• _GIVEN INSTRUCTION_: Omit all pictures and give the records below again exactly as written.

Stored records
--- --- ---

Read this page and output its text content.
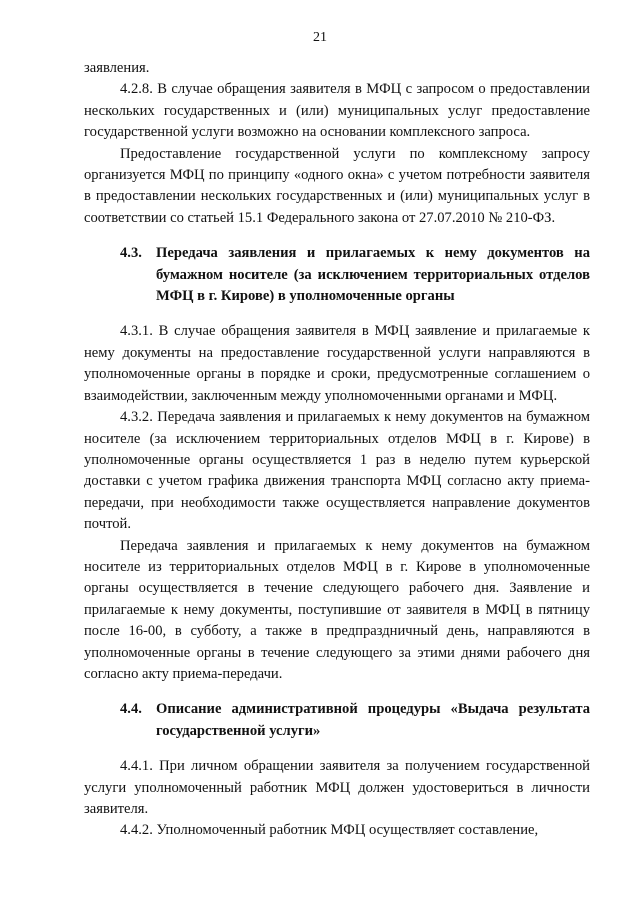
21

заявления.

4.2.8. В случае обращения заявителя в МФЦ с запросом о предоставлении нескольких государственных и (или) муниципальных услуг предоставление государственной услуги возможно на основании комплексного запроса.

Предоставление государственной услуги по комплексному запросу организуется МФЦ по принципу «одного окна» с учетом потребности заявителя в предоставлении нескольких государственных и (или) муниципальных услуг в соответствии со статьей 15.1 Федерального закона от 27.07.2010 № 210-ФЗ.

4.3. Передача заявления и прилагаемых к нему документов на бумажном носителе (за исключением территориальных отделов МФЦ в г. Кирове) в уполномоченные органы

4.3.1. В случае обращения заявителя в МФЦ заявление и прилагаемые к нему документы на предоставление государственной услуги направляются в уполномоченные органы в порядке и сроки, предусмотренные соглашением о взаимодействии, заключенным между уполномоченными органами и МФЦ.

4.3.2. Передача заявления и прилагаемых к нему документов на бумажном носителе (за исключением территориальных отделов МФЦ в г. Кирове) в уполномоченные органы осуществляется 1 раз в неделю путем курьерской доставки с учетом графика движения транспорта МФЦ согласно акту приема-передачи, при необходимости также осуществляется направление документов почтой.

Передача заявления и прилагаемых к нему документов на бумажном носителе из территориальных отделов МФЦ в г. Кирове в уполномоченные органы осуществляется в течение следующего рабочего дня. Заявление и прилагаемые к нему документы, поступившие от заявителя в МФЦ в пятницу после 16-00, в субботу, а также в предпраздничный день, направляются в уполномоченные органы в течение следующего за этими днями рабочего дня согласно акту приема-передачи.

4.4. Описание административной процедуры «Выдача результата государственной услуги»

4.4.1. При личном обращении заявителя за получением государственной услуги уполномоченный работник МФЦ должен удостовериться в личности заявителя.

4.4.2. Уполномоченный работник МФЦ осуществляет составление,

--- --- ---

• _FINISHED ANSWER_:
Read this page and output its text content.
21

заявления.

4.2.8. В случае обращения заявителя в МФЦ с запросом о предоставлении нескольких государственных и (или) муниципальных услуг предоставление государственной услуги возможно на основании комплексного запроса.

Предоставление государственной услуги по комплексному запросу организуется МФЦ по принципу «одного окна» с учетом потребности заявителя в предоставлении нескольких государственных и (или) муниципальных услуг в соответствии со статьей 15.1 Федерального закона от 27.07.2010 № 210-ФЗ.

4.3. Передача заявления и прилагаемых к нему документов на бумажном носителе (за исключением территориальных отделов МФЦ в г. Кирове) в уполномоченные органы

4.3.1. В случае обращения заявителя в МФЦ заявление и прилагаемые к нему документы на предоставление государственной услуги направляются в уполномоченные органы в порядке и сроки, предусмотренные соглашением о взаимодействии, заключенным между уполномоченными органами и МФЦ.

4.3.2. Передача заявления и прилагаемых к нему документов на бумажном носителе (за исключением территориальных отделов МФЦ в г. Кирове) в уполномоченные органы осуществляется 1 раз в неделю путем курьерской доставки с учетом графика движения транспорта МФЦ согласно акту приема-передачи, при необходимости также осуществляется направление документов почтой.

Передача заявления и прилагаемых к нему документов на бумажном носителе из территориальных отделов МФЦ в г. Кирове в уполномоченные органы осуществляется в течение следующего рабочего дня. Заявление и прилагаемые к нему документы, поступившие от заявителя в МФЦ в пятницу после 16-00, в субботу, а также в предпраздничный день, направляются в уполномоченные органы в течение следующего за этими днями рабочего дня согласно акту приема-передачи.

4.4. Описание административной процедуры «Выдача результата государственной услуги»

4.4.1. При личном обращении заявителя за получением государственной услуги уполномоченный работник МФЦ должен удостовериться в личности заявителя.

4.4.2. Уполномоченный работник МФЦ осуществляет составление,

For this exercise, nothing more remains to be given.